Visual layout records →
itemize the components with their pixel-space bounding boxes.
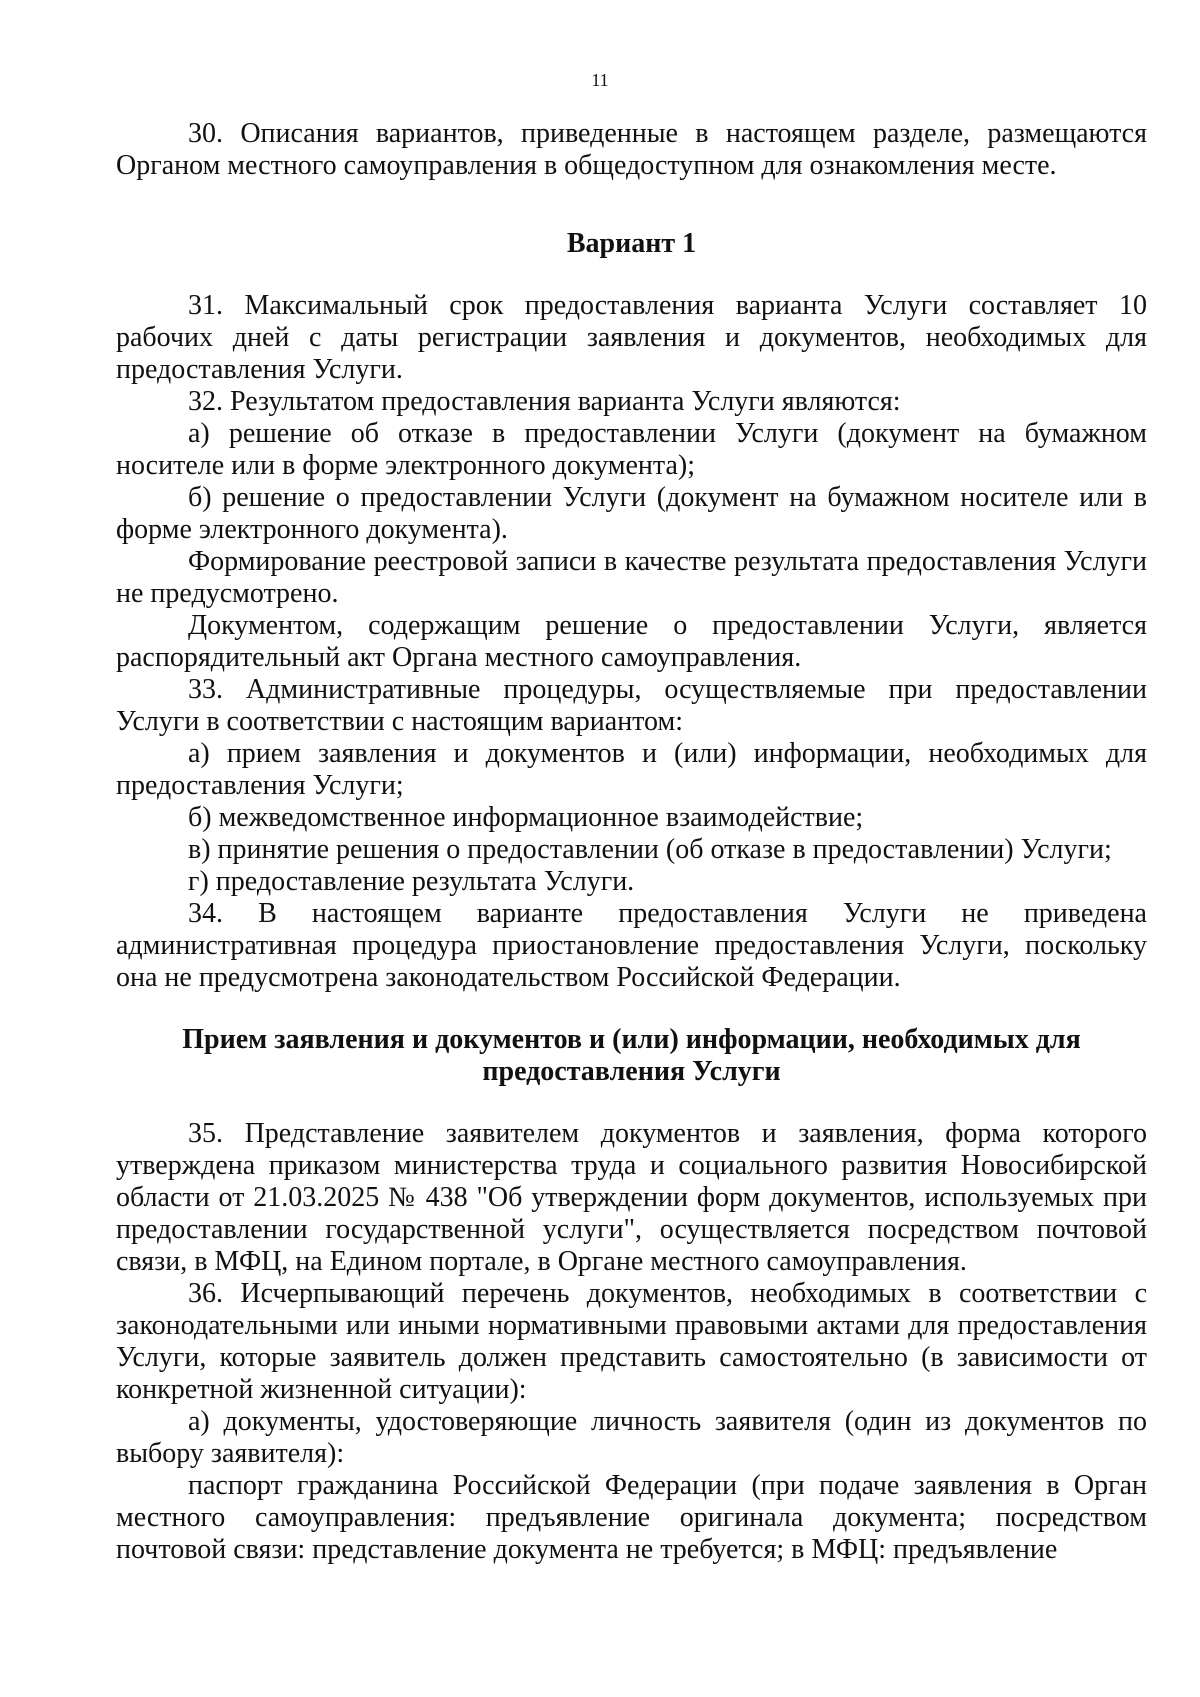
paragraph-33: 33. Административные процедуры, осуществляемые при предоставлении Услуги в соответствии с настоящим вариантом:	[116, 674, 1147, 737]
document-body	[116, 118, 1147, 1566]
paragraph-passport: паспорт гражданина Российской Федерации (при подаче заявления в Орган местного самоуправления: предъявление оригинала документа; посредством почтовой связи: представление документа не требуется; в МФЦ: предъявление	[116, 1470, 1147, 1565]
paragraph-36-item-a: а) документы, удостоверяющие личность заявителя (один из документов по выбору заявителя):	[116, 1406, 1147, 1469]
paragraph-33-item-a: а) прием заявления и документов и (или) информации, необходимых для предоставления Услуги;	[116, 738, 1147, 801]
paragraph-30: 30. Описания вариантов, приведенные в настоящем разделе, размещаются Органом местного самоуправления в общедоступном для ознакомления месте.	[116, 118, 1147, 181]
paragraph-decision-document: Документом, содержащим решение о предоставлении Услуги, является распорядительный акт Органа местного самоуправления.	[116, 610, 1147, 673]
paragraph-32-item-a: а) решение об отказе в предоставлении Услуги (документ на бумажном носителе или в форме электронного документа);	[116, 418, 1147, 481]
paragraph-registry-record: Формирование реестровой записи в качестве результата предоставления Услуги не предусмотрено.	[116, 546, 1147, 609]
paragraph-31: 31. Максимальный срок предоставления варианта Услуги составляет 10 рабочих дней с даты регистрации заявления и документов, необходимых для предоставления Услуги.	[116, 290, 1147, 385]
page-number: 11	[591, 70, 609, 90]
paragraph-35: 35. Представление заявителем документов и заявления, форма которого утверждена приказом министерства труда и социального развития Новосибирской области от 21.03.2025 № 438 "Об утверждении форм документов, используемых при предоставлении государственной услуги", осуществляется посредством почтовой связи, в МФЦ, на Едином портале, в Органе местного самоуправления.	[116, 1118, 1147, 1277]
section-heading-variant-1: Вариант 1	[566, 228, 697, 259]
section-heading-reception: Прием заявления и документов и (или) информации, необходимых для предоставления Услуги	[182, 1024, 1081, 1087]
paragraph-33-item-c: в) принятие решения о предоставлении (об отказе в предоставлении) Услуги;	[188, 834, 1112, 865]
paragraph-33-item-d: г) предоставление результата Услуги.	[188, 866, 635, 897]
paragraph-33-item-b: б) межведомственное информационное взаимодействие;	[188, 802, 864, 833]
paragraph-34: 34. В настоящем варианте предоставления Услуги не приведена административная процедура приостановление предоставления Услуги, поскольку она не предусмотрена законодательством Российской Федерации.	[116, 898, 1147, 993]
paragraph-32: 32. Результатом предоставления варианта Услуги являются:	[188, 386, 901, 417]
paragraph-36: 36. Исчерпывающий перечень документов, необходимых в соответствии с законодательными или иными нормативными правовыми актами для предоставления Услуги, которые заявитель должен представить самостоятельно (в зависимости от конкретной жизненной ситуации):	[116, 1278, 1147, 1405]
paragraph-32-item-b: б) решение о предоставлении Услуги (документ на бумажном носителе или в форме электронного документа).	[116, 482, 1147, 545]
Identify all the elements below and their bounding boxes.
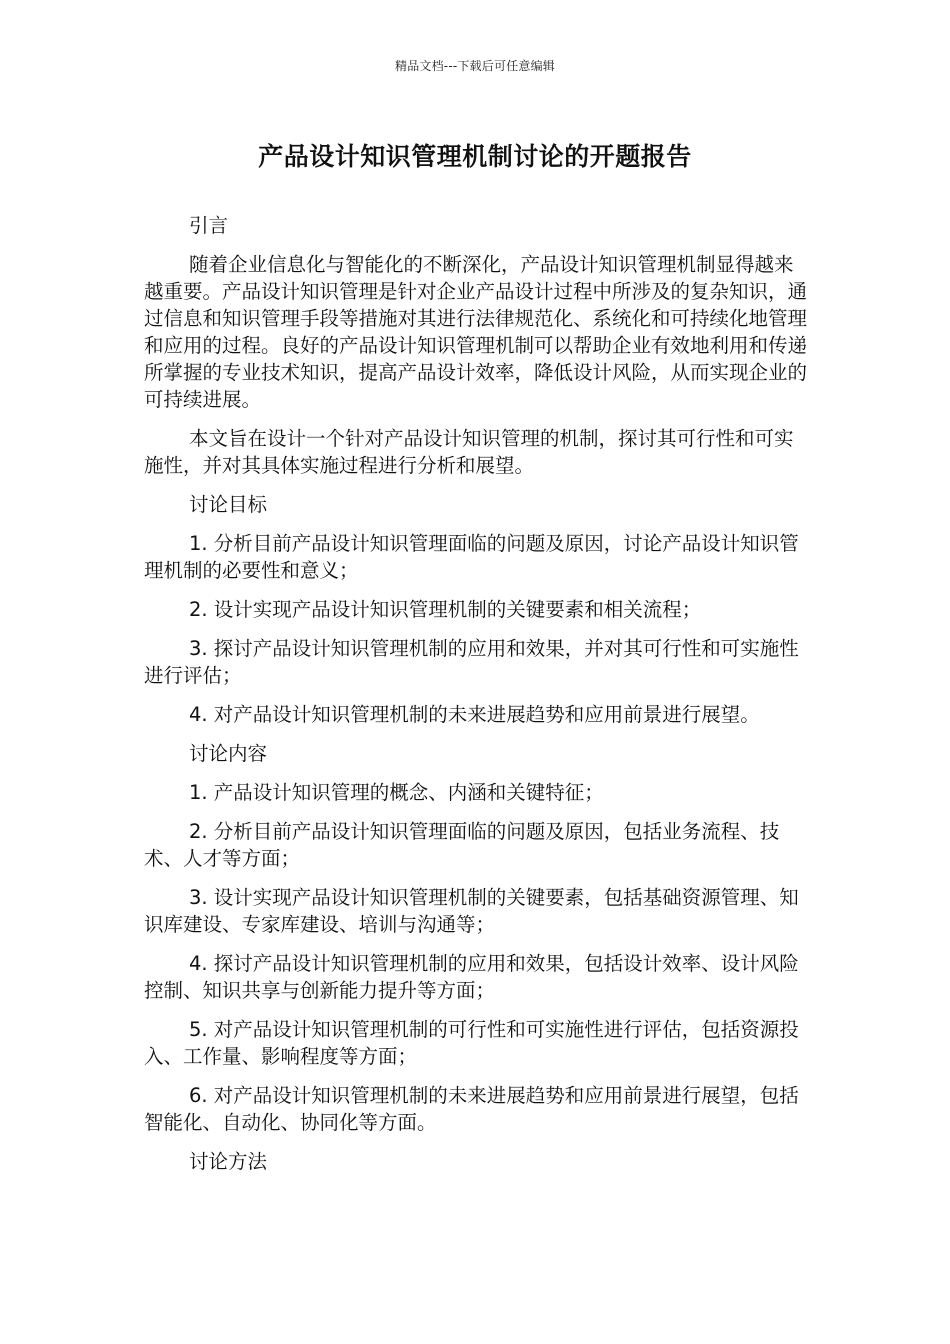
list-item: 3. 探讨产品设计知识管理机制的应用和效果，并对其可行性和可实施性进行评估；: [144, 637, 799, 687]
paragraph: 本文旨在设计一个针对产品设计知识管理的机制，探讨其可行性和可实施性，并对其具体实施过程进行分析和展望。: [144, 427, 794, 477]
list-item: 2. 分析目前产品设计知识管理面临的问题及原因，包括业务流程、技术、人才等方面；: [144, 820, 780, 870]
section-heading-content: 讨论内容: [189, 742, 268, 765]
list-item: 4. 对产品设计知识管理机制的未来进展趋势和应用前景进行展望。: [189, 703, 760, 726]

REQUIRED WORK →
Reproduce every line of the items above word for word, omitting the pictures.

RESPONSE TO THIS TASK →
itemize the components with their pixel-space bounding boxes.
paragraph-33: 33. Административные процедуры, осуществляемые при предоставлении Услуги в соответствии с настоящим вариантом:	[116, 674, 1147, 737]
document-body	[116, 118, 1147, 1566]
paragraph-passport: паспорт гражданина Российской Федерации (при подаче заявления в Орган местного самоуправления: предъявление оригинала документа; посредством почтовой связи: представление документа не требуется; в МФЦ: предъявление	[116, 1470, 1147, 1565]
paragraph-36-item-a: а) документы, удостоверяющие личность заявителя (один из документов по выбору заявителя):	[116, 1406, 1147, 1469]
paragraph-33-item-a: а) прием заявления и документов и (или) информации, необходимых для предоставления Услуги;	[116, 738, 1147, 801]
paragraph-30: 30. Описания вариантов, приведенные в настоящем разделе, размещаются Органом местного самоуправления в общедоступном для ознакомления месте.	[116, 118, 1147, 181]
paragraph-decision-document: Документом, содержащим решение о предоставлении Услуги, является распорядительный акт Органа местного самоуправления.	[116, 610, 1147, 673]
paragraph-32-item-a: а) решение об отказе в предоставлении Услуги (документ на бумажном носителе или в форме электронного документа);	[116, 418, 1147, 481]
paragraph-registry-record: Формирование реестровой записи в качестве результата предоставления Услуги не предусмотрено.	[116, 546, 1147, 609]
paragraph-31: 31. Максимальный срок предоставления варианта Услуги составляет 10 рабочих дней с даты регистрации заявления и документов, необходимых для предоставления Услуги.	[116, 290, 1147, 385]
page-number: 11	[591, 70, 609, 90]
paragraph-35: 35. Представление заявителем документов и заявления, форма которого утверждена приказом министерства труда и социального развития Новосибирской области от 21.03.2025 № 438 "Об утверждении форм документов, используемых при предоставлении государственной услуги", осуществляется посредством почтовой связи, в МФЦ, на Едином портале, в Органе местного самоуправления.	[116, 1118, 1147, 1277]
section-heading-variant-1: Вариант 1	[566, 228, 697, 259]
section-heading-reception: Прием заявления и документов и (или) информации, необходимых для предоставления Услуги	[182, 1024, 1081, 1087]
paragraph-33-item-c: в) принятие решения о предоставлении (об отказе в предоставлении) Услуги;	[188, 834, 1112, 865]
paragraph-33-item-d: г) предоставление результата Услуги.	[188, 866, 635, 897]
paragraph-33-item-b: б) межведомственное информационное взаимодействие;	[188, 802, 864, 833]
paragraph-34: 34. В настоящем варианте предоставления Услуги не приведена административная процедура приостановление предоставления Услуги, поскольку она не предусмотрена законодательством Российской Федерации.	[116, 898, 1147, 993]
paragraph-32: 32. Результатом предоставления варианта Услуги являются:	[188, 386, 901, 417]
paragraph-36: 36. Исчерпывающий перечень документов, необходимых в соответствии с законодательными или иными нормативными правовыми актами для предоставления Услуги, которые заявитель должен представить самостоятельно (в зависимости от конкретной жизненной ситуации):	[116, 1278, 1147, 1405]
paragraph-32-item-b: б) решение о предоставлении Услуги (документ на бумажном носителе или в форме электронного документа).	[116, 482, 1147, 545]
Identify all the elements below and their bounding boxes.
list-item: 3. 探讨产品设计知识管理机制的应用和效果，并对其可行性和可实施性进行评估；: [144, 637, 799, 687]
paragraph: 本文旨在设计一个针对产品设计知识管理的机制，探讨其可行性和可实施性，并对其具体实施过程进行分析和展望。: [144, 427, 794, 477]
list-item: 2. 分析目前产品设计知识管理面临的问题及原因，包括业务流程、技术、人才等方面；: [144, 820, 780, 870]
section-heading-content: 讨论内容: [189, 742, 268, 765]
list-item: 4. 对产品设计知识管理机制的未来进展趋势和应用前景进行展望。: [189, 703, 760, 726]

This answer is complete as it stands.